* [Your goal] Reproduce the passage of the Form S-8 cover page starting at "Calculation of Registration" and ending at "registration fee (1)", without any changes.

* [Selected excerpt]
────
As filed with the Securities and Exchange Commission on August 15, 2012.

 

Registration No. 333-__________

 

UNITED STATES

SECURITIES AND EXCHANGE COMMISSION

WASHINGTON, D.C. 20549

 

 

 

FORM S-8

REGISTRATION STATEMENT UNDER THE SECURITIES ACT OF 1933

 

 

 

 

NAVIDEA BIOPHARMACEUTICALS, INC.

(Exact name of registrant as specified in its charter)

 

 Delaware 31-1080091
 (State or other jurisdiction (I.R.S. Employer
of incorporation or organization) Identification No.)
   
425 Metro Place North, Suite 450, Dublin, Ohio 43017
 (Address of Principal Executive Offices) (Zip Code)

 

 

 

NAVIDEA BIOPHARMACEUTICALS, INC.

FOURTH AMENDED AND RESTATED

2002 STOCK INCENTIVE PLAN

(Full title of the plan)

 

 

 

Brent L. Larson

Senior Vice President and Chief Financial Officer

Navidea Biopharmaceuticals, Inc.

425 Metro Place North, Suite 450

Dublin, Ohio 43017

(614) 793-7500

(Name, address and telephone number of agent for service)

 

 

 

Copies of Correspondence to:

William J. Kelly, Jr., Esq.

Porter, Wright, Morris & Arthur LLP

41 South High Street

Columbus, Ohio 43215

(614) 227-2136

wjkelly@porterwright.com

 

 

 

Indicate by check mark whether the registrant is a large accelerated filer, an accelerated filer, a non-accelerated filer, or a smaller reporting company. See the definitions of “large accelerated filer,” “accelerated filer” and “smaller reporting company” in Rule 12b-2 of the Exchange Act.

 

Large accelerated filer ¨ Accelerated filer x
Non-accelerated filer ¨ (Do not check if a smaller reporting company) Smaller reporting company ¨

 

 

 
 

Calculation of Registration Fee

 

    Proposed maximum Proposed maximum  
Title of securities Amount to be offering price aggregate offering Amount of
to be registered registered (1)(2) per share (3) price (3) registration fee (1)
       
Common Stock,        
$.001 par value 5,000,000 $3.63 $18,150,000 $2,080

 

(1) In accordance with Rule 416 under the Securities Act of 1933, as amended, this registration statement shall be deemed to cover any additional securities that may from time to time be offered or issued to prevent dilution resulting from stock splits, stock dividends or similar transactions.
────
* [Extracted material]
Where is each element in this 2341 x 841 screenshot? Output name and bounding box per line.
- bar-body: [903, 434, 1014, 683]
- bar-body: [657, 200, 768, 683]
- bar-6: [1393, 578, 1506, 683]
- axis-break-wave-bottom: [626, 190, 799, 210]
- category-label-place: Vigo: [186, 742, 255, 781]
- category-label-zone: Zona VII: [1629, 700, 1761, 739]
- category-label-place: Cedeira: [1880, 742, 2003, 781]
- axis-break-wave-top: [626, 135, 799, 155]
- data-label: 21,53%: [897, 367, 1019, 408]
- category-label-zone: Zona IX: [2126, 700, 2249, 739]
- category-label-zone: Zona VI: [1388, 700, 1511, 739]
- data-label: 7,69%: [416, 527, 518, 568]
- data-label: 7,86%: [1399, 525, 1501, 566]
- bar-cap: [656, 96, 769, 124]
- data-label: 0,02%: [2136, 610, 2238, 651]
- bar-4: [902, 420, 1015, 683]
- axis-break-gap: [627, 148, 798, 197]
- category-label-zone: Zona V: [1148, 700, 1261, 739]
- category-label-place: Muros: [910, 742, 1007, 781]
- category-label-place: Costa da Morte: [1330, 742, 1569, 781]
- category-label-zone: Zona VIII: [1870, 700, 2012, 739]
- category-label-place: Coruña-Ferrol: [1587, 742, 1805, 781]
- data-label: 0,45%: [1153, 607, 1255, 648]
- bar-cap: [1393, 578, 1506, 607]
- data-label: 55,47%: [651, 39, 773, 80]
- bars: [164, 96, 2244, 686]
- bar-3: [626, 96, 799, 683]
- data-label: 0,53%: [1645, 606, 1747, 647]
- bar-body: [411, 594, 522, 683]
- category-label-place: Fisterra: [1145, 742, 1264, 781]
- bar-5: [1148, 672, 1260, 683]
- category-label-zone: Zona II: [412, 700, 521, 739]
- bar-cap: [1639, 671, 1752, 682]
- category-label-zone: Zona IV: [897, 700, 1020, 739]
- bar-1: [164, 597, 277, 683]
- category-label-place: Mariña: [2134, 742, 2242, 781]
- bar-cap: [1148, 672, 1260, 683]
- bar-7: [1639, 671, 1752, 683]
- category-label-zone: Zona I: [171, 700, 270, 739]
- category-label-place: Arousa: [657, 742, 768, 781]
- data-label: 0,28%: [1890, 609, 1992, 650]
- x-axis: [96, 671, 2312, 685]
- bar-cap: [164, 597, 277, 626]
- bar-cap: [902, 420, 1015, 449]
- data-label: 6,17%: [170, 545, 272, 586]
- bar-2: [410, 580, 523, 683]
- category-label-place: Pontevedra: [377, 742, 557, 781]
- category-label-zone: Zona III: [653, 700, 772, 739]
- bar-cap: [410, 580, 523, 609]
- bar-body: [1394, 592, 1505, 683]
────
* [Solution for this exercise]
Calculation of Registration Fee

 

    Proposed maximum Proposed maximum  
Title of securities Amount to be offering price aggregate offering Amount of
to be registered registered (1)(2) per share (3) price (3) registration fee (1)